(Records from a collection of figures)
>>

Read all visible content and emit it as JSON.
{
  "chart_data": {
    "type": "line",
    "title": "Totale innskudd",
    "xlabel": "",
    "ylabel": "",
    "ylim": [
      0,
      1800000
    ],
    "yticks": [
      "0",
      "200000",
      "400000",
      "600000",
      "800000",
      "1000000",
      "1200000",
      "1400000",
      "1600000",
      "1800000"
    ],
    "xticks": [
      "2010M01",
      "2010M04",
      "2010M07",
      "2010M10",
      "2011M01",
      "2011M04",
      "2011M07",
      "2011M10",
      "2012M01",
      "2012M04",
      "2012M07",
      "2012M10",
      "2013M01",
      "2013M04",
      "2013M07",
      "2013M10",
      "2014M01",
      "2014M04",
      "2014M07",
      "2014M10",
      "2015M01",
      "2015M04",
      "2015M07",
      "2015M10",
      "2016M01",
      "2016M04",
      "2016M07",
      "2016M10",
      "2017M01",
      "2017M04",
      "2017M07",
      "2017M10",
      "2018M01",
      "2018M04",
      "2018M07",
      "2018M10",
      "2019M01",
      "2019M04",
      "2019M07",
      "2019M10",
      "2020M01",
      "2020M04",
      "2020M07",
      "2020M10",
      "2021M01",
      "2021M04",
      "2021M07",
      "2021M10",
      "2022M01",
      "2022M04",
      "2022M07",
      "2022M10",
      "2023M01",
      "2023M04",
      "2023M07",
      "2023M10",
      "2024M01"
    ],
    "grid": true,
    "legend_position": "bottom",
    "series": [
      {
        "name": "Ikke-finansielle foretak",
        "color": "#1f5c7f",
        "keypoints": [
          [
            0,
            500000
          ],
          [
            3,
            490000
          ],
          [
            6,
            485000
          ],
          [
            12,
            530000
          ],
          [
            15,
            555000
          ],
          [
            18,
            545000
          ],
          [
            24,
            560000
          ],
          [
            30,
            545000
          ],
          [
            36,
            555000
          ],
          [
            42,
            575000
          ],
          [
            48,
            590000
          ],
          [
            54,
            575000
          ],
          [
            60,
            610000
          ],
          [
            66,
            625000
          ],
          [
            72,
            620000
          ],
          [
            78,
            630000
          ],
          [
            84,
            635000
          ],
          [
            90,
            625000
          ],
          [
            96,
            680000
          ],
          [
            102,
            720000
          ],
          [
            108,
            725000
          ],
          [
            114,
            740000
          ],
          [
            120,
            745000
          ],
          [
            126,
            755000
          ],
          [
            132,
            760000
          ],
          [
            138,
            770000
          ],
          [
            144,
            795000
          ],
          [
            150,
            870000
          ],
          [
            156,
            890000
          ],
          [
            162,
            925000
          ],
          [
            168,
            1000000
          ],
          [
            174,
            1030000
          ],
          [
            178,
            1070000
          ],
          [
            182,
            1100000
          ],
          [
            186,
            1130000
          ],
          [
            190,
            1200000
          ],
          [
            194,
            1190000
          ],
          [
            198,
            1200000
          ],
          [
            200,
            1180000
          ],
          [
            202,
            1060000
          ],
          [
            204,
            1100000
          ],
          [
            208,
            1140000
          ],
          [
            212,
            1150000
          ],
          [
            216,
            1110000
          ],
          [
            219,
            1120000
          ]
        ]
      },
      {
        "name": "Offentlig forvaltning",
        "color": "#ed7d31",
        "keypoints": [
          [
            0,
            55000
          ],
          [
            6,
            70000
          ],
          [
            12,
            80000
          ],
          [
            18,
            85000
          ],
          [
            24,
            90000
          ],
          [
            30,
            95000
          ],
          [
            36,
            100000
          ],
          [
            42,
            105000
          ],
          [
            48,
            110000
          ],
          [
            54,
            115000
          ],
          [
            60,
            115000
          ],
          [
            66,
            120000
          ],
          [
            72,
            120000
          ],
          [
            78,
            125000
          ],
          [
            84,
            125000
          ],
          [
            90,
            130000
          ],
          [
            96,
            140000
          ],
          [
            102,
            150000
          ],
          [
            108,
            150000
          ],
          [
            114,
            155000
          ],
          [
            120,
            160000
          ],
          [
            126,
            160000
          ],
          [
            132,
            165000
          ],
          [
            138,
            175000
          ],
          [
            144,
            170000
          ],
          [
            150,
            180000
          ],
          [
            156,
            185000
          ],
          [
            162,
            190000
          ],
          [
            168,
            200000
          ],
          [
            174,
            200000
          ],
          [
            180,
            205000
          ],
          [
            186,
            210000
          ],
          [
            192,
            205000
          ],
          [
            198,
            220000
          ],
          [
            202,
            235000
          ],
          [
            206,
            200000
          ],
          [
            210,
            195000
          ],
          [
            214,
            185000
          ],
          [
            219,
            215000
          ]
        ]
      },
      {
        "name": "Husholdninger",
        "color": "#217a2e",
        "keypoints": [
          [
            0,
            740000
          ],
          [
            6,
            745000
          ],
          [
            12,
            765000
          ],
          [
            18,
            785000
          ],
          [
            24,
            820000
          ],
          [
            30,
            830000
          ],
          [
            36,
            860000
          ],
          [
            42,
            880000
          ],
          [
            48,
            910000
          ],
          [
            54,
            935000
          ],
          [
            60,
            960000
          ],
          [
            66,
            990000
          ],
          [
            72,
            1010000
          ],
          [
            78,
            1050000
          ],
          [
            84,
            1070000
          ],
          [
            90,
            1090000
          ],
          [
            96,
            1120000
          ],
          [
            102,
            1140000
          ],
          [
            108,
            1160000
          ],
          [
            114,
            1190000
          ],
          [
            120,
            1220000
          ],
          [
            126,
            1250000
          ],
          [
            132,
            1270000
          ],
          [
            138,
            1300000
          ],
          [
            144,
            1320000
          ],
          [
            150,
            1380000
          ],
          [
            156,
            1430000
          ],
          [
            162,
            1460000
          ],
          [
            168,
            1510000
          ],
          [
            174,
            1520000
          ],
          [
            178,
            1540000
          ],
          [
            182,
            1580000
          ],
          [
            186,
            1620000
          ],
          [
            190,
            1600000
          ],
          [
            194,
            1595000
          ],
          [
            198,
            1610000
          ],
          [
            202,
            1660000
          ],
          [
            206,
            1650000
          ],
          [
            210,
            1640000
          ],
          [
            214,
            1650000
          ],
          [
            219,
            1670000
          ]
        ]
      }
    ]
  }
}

<<

- _Challenge_:
Select every line of the records holding the string "color".

- _Expected answer_:
        "color": "#1f5c7f",
        "color": "#ed7d31",
        "color": "#217a2e",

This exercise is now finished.